Copy out all the records, word for word.

Dataset entries

• • • •

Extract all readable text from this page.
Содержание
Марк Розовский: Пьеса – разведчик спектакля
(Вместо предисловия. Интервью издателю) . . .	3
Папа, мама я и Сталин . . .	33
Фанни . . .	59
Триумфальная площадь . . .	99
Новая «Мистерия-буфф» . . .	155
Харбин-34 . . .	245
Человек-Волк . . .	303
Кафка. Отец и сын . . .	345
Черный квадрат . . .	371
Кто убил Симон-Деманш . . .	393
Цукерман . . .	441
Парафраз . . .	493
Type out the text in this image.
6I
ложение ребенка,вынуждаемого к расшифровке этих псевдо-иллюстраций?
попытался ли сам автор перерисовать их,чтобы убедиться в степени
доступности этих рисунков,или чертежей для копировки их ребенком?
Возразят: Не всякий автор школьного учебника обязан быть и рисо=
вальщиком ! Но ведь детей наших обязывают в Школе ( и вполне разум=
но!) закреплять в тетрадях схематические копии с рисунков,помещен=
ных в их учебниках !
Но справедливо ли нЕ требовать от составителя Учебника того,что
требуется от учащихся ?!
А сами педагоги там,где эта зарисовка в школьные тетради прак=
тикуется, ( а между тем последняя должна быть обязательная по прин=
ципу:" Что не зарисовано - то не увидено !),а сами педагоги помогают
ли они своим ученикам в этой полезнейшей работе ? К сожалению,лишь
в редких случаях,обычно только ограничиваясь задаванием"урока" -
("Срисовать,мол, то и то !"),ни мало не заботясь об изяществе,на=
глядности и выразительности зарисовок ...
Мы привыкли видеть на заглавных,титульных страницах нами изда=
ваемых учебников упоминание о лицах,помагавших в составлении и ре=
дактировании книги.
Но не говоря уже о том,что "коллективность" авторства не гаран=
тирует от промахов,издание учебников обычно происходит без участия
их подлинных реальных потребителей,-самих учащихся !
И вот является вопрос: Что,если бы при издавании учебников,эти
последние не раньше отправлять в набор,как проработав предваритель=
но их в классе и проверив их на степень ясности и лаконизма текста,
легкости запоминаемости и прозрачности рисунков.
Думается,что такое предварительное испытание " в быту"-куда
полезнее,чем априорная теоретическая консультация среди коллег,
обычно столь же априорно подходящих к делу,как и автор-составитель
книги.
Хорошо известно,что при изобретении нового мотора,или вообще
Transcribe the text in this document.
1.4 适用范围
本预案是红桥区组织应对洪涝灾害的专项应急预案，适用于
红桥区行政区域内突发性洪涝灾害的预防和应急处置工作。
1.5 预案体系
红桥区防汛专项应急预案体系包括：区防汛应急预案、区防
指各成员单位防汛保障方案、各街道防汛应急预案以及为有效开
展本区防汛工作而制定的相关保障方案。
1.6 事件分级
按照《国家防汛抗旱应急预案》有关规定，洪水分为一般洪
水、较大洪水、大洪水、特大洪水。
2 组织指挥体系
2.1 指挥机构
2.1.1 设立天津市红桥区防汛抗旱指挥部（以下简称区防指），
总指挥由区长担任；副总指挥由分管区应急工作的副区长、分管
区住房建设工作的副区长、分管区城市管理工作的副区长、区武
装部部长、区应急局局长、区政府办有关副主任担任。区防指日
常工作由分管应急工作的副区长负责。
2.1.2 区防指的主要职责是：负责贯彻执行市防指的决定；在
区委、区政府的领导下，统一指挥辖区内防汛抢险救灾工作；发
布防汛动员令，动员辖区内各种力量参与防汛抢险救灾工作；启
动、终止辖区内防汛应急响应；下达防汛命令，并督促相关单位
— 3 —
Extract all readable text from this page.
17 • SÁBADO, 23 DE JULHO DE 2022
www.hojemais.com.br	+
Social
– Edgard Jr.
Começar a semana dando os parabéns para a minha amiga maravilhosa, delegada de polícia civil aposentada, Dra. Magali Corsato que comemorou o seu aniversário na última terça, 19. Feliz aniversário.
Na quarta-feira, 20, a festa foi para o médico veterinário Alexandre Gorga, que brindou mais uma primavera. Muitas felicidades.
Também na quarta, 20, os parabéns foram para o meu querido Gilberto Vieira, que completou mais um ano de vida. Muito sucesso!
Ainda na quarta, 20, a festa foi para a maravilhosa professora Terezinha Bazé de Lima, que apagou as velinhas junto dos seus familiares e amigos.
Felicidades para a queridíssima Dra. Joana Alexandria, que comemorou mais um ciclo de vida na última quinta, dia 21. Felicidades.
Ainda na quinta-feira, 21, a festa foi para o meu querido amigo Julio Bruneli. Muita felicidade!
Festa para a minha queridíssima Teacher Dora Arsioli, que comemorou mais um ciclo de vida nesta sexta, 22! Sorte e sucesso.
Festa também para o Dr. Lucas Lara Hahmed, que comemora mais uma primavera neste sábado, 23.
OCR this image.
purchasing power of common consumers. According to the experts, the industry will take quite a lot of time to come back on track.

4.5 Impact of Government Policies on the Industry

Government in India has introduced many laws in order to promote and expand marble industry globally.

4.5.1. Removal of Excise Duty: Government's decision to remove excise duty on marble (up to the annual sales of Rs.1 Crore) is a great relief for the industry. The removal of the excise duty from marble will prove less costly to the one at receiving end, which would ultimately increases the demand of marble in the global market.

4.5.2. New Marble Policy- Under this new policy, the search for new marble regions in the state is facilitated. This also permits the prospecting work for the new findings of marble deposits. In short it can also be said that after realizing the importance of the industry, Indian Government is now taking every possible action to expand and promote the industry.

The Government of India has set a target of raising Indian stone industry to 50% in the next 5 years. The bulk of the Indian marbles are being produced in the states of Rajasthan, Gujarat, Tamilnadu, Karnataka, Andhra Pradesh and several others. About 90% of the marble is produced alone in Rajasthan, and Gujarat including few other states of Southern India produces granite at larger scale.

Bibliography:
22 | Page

• • • •

Answer below —
Extract all readable text from this page.
Содержание
Марк Розовский: Пьеса – разведчик спектакля
(Вместо предисловия. Интервью издателю) . . .	3
Папа, мама я и Сталин . . .	33
Фанни . . .	59
Триумфальная площадь . . .	99
Новая «Мистерия-буфф» . . .	155
Харбин-34 . . .	245
Человек-Волк . . .	303
Кафка. Отец и сын . . .	345
Черный квадрат . . .	371
Кто убил Симон-Деманш . . .	393
Цукерман . . .	441
Парафраз . . .	493
Type out the text in this image.
6I
ложение ребенка,вынуждаемого к расшифровке этих псевдо-иллюстраций?
попытался ли сам автор перерисовать их,чтобы убедиться в степени
доступности этих рисунков,или чертежей для копировки их ребенком?
Возразят: Не всякий автор школьного учебника обязан быть и рисо=
вальщиком ! Но ведь детей наших обязывают в Школе ( и вполне разум=
но!) закреплять в тетрадях схематические копии с рисунков,помещен=
ных в их учебниках !
Но справедливо ли нЕ требовать от составителя Учебника того,что
требуется от учащихся ?!
А сами педагоги там,где эта зарисовка в школьные тетради прак=
тикуется, ( а между тем последняя должна быть обязательная по прин=
ципу:" Что не зарисовано - то не увидено !),а сами педагоги помогают
ли они своим ученикам в этой полезнейшей работе ? К сожалению,лишь
в редких случаях,обычно только ограничиваясь задаванием"урока" -
("Срисовать,мол, то и то !"),ни мало не заботясь об изяществе,на=
глядности и выразительности зарисовок ...
Мы привыкли видеть на заглавных,титульных страницах нами изда=
ваемых учебников упоминание о лицах,помагавших в составлении и ре=
дактировании книги.
Но не говоря уже о том,что "коллективность" авторства не гаран=
тирует от промахов,издание учебников обычно происходит без участия
их подлинных реальных потребителей,-самих учащихся !
И вот является вопрос: Что,если бы при издавании учебников,эти
последние не раньше отправлять в набор,как проработав предваритель=
но их в классе и проверив их на степень ясности и лаконизма текста,
легкости запоминаемости и прозрачности рисунков.
Думается,что такое предварительное испытание " в быту"-куда
полезнее,чем априорная теоретическая консультация среди коллег,
обычно столь же априорно подходящих к делу,как и автор-составитель
книги.
Хорошо известно,что при изобретении нового мотора,или вообще
Transcribe the text in this document.
1.4 适用范围
本预案是红桥区组织应对洪涝灾害的专项应急预案，适用于
红桥区行政区域内突发性洪涝灾害的预防和应急处置工作。
1.5 预案体系
红桥区防汛专项应急预案体系包括：区防汛应急预案、区防
指各成员单位防汛保障方案、各街道防汛应急预案以及为有效开
展本区防汛工作而制定的相关保障方案。
1.6 事件分级
按照《国家防汛抗旱应急预案》有关规定，洪水分为一般洪
水、较大洪水、大洪水、特大洪水。
2 组织指挥体系
2.1 指挥机构
2.1.1 设立天津市红桥区防汛抗旱指挥部（以下简称区防指），
总指挥由区长担任；副总指挥由分管区应急工作的副区长、分管
区住房建设工作的副区长、分管区城市管理工作的副区长、区武
装部部长、区应急局局长、区政府办有关副主任担任。区防指日
常工作由分管应急工作的副区长负责。
2.1.2 区防指的主要职责是：负责贯彻执行市防指的决定；在
区委、区政府的领导下，统一指挥辖区内防汛抢险救灾工作；发
布防汛动员令，动员辖区内各种力量参与防汛抢险救灾工作；启
动、终止辖区内防汛应急响应；下达防汛命令，并督促相关单位
— 3 —
Extract all readable text from this page.
17 • SÁBADO, 23 DE JULHO DE 2022
www.hojemais.com.br	+
Social
– Edgard Jr.
Começar a semana dando os parabéns para a minha amiga maravilhosa, delegada de polícia civil aposentada, Dra. Magali Corsato que comemorou o seu aniversário na última terça, 19. Feliz aniversário.
Na quarta-feira, 20, a festa foi para o médico veterinário Alexandre Gorga, que brindou mais uma primavera. Muitas felicidades.
Também na quarta, 20, os parabéns foram para o meu querido Gilberto Vieira, que completou mais um ano de vida. Muito sucesso!
Ainda na quarta, 20, a festa foi para a maravilhosa professora Terezinha Bazé de Lima, que apagou as velinhas junto dos seus familiares e amigos.
Felicidades para a queridíssima Dra. Joana Alexandria, que comemorou mais um ciclo de vida na última quinta, dia 21. Felicidades.
Ainda na quinta-feira, 21, a festa foi para o meu querido amigo Julio Bruneli. Muita felicidade!
Festa para a minha queridíssima Teacher Dora Arsioli, que comemorou mais um ciclo de vida nesta sexta, 22! Sorte e sucesso.
Festa também para o Dr. Lucas Lara Hahmed, que comemora mais uma primavera neste sábado, 23.
OCR this image.
purchasing power of common consumers. According to the experts, the industry will take quite a lot of time to come back on track.

4.5 Impact of Government Policies on the Industry

Government in India has introduced many laws in order to promote and expand marble industry globally.

4.5.1. Removal of Excise Duty: Government's decision to remove excise duty on marble (up to the annual sales of Rs.1 Crore) is a great relief for the industry. The removal of the excise duty from marble will prove less costly to the one at receiving end, which would ultimately increases the demand of marble in the global market.

4.5.2. New Marble Policy- Under this new policy, the search for new marble regions in the state is facilitated. This also permits the prospecting work for the new findings of marble deposits. In short it can also be said that after realizing the importance of the industry, Indian Government is now taking every possible action to expand and promote the industry.

The Government of India has set a target of raising Indian stone industry to 50% in the next 5 years. The bulk of the Indian marbles are being produced in the states of Rajasthan, Gujarat, Tamilnadu, Karnataka, Andhra Pradesh and several others. About 90% of the marble is produced alone in Rajasthan, and Gujarat including few other states of Southern India produces granite at larger scale.

Bibliography:
22 | Page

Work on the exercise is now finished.